— WHAT YOU ARE ASKED TO DO —
Using the listing below, extract each line that has the word "faste" in it.

— ROWS —
>>>>

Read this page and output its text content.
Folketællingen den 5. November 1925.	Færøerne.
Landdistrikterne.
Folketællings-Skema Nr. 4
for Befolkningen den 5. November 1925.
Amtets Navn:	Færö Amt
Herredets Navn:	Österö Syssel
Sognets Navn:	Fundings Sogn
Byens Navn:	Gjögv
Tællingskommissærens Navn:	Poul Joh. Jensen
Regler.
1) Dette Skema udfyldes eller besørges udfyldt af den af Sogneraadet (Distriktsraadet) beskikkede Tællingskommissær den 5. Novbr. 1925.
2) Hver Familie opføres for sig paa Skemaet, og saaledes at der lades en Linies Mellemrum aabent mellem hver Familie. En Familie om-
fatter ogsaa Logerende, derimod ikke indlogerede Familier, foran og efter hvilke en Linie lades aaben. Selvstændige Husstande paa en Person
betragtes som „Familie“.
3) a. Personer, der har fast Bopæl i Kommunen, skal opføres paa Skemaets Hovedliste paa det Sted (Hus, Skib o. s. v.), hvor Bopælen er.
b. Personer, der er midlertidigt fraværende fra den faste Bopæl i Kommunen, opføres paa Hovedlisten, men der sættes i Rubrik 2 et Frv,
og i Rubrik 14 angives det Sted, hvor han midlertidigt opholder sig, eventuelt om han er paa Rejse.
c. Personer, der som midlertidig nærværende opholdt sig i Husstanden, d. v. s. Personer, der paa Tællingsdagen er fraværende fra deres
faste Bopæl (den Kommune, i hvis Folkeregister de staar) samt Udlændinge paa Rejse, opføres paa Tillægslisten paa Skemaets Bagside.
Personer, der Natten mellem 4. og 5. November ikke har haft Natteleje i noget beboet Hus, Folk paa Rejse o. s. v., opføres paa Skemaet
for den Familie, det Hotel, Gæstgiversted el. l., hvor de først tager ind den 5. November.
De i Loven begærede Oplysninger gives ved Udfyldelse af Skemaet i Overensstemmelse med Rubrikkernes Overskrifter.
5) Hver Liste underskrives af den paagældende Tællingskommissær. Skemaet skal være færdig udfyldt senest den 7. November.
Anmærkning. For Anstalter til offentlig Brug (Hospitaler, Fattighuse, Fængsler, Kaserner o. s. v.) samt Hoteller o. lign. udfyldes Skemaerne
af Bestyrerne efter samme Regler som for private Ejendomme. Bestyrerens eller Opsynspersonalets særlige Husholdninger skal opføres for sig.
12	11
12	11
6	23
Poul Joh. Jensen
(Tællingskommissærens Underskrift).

<<<<

— TASK SOLUTION —
b. Personer, der er midlertidigt fraværende fra den faste Bopæl i Kommunen, opføres paa Hovedlisten, men der sættes i Rubrik 2 et Frv,
faste Bopæl (den Kommune, i hvis Folkeregister de staar) samt Udlændinge paa Rejse, opføres paa Tillægslisten paa Skemaets Bagside.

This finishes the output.